**Recorded information**.
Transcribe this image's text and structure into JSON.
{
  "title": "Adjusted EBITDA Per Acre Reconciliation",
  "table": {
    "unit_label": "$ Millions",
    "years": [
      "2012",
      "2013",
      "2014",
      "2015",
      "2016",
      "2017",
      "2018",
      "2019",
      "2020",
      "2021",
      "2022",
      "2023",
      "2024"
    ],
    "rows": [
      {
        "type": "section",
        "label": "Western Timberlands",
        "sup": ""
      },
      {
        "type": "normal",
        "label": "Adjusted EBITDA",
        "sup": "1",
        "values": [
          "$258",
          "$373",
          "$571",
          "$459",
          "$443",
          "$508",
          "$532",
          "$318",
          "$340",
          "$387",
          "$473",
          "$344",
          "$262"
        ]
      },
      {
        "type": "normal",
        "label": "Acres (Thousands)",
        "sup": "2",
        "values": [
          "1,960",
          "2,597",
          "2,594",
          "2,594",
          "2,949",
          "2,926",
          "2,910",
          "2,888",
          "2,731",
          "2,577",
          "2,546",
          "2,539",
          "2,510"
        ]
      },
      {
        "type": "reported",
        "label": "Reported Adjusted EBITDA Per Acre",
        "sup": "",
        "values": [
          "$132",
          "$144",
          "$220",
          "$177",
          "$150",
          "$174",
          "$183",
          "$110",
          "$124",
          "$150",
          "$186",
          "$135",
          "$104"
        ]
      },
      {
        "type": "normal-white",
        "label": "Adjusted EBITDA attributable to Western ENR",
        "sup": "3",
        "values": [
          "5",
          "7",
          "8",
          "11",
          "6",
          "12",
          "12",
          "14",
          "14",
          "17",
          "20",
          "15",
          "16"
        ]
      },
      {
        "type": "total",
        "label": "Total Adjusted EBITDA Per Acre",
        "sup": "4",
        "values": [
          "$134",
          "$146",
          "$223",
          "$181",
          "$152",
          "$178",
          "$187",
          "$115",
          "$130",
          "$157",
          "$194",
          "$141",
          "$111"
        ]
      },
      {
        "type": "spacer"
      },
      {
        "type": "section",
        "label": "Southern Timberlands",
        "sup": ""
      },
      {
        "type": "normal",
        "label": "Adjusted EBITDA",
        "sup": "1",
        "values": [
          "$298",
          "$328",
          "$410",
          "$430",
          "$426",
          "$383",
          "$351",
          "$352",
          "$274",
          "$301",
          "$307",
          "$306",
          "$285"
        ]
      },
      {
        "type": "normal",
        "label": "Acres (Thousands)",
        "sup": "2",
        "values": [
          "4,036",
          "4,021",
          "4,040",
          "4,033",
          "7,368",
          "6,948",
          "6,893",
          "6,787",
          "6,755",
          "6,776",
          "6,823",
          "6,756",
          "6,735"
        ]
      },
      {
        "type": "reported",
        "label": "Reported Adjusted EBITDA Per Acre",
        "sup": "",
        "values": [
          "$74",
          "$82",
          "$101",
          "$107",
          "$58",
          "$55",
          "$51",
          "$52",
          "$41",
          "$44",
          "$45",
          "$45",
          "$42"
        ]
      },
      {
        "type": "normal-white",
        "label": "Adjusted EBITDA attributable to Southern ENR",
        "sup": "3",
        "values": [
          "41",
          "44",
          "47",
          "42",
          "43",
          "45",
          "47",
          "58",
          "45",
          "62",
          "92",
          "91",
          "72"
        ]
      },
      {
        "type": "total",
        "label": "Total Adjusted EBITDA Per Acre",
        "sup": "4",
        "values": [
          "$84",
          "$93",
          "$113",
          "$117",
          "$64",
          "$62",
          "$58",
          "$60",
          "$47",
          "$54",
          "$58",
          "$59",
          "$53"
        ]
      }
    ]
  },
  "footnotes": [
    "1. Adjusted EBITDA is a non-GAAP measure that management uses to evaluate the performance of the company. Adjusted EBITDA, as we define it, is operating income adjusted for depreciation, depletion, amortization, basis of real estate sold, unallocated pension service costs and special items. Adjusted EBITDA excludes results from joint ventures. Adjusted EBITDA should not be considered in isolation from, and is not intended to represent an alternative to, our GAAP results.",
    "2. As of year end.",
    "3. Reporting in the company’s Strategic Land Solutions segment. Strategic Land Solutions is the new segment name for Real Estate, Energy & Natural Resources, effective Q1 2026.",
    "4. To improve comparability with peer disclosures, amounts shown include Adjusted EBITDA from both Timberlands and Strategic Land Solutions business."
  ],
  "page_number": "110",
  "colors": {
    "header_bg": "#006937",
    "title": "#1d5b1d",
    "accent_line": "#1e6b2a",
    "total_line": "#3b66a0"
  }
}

**Task instructions**.
Take the listing above and write it out again exactly.

**Output of the task**.
Transcribe this image's text and structure into JSON.
{
  "title": "Adjusted EBITDA Per Acre Reconciliation",
  "table": {
    "unit_label": "$ Millions",
    "years": [
      "2012",
      "2013",
      "2014",
      "2015",
      "2016",
      "2017",
      "2018",
      "2019",
      "2020",
      "2021",
      "2022",
      "2023",
      "2024"
    ],
    "rows": [
      {
        "type": "section",
        "label": "Western Timberlands",
        "sup": ""
      },
      {
        "type": "normal",
        "label": "Adjusted EBITDA",
        "sup": "1",
        "values": [
          "$258",
          "$373",
          "$571",
          "$459",
          "$443",
          "$508",
          "$532",
          "$318",
          "$340",
          "$387",
          "$473",
          "$344",
          "$262"
        ]
      },
      {
        "type": "normal",
        "label": "Acres (Thousands)",
        "sup": "2",
        "values": [
          "1,960",
          "2,597",
          "2,594",
          "2,594",
          "2,949",
          "2,926",
          "2,910",
          "2,888",
          "2,731",
          "2,577",
          "2,546",
          "2,539",
          "2,510"
        ]
      },
      {
        "type": "reported",
        "label": "Reported Adjusted EBITDA Per Acre",
        "sup": "",
        "values": [
          "$132",
          "$144",
          "$220",
          "$177",
          "$150",
          "$174",
          "$183",
          "$110",
          "$124",
          "$150",
          "$186",
          "$135",
          "$104"
        ]
      },
      {
        "type": "normal-white",
        "label": "Adjusted EBITDA attributable to Western ENR",
        "sup": "3",
        "values": [
          "5",
          "7",
          "8",
          "11",
          "6",
          "12",
          "12",
          "14",
          "14",
          "17",
          "20",
          "15",
          "16"
        ]
      },
      {
        "type": "total",
        "label": "Total Adjusted EBITDA Per Acre",
        "sup": "4",
        "values": [
          "$134",
          "$146",
          "$223",
          "$181",
          "$152",
          "$178",
          "$187",
          "$115",
          "$130",
          "$157",
          "$194",
          "$141",
          "$111"
        ]
      },
      {
        "type": "spacer"
      },
      {
        "type": "section",
        "label": "Southern Timberlands",
        "sup": ""
      },
      {
        "type": "normal",
        "label": "Adjusted EBITDA",
        "sup": "1",
        "values": [
          "$298",
          "$328",
          "$410",
          "$430",
          "$426",
          "$383",
          "$351",
          "$352",
          "$274",
          "$301",
          "$307",
          "$306",
          "$285"
        ]
      },
      {
        "type": "normal",
        "label": "Acres (Thousands)",
        "sup": "2",
        "values": [
          "4,036",
          "4,021",
          "4,040",
          "4,033",
          "7,368",
          "6,948",
          "6,893",
          "6,787",
          "6,755",
          "6,776",
          "6,823",
          "6,756",
          "6,735"
        ]
      },
      {
        "type": "reported",
        "label": "Reported Adjusted EBITDA Per Acre",
        "sup": "",
        "values": [
          "$74",
          "$82",
          "$101",
          "$107",
          "$58",
          "$55",
          "$51",
          "$52",
          "$41",
          "$44",
          "$45",
          "$45",
          "$42"
        ]
      },
      {
        "type": "normal-white",
        "label": "Adjusted EBITDA attributable to Southern ENR",
        "sup": "3",
        "values": [
          "41",
          "44",
          "47",
          "42",
          "43",
          "45",
          "47",
          "58",
          "45",
          "62",
          "92",
          "91",
          "72"
        ]
      },
      {
        "type": "total",
        "label": "Total Adjusted EBITDA Per Acre",
        "sup": "4",
        "values": [
          "$84",
          "$93",
          "$113",
          "$117",
          "$64",
          "$62",
          "$58",
          "$60",
          "$47",
          "$54",
          "$58",
          "$59",
          "$53"
        ]
      }
    ]
  },
  "footnotes": [
    "1. Adjusted EBITDA is a non-GAAP measure that management uses to evaluate the performance of the company. Adjusted EBITDA, as we define it, is operating income adjusted for depreciation, depletion, amortization, basis of real estate sold, unallocated pension service costs and special items. Adjusted EBITDA excludes results from joint ventures. Adjusted EBITDA should not be considered in isolation from, and is not intended to represent an alternative to, our GAAP results.",
    "2. As of year end.",
    "3. Reporting in the company’s Strategic Land Solutions segment. Strategic Land Solutions is the new segment name for Real Estate, Energy & Natural Resources, effective Q1 2026.",
    "4. To improve comparability with peer disclosures, amounts shown include Adjusted EBITDA from both Timberlands and Strategic Land Solutions business."
  ],
  "page_number": "110",
  "colors": {
    "header_bg": "#006937",
    "title": "#1d5b1d",
    "accent_line": "#1e6b2a",
    "total_line": "#3b66a0"
  }
}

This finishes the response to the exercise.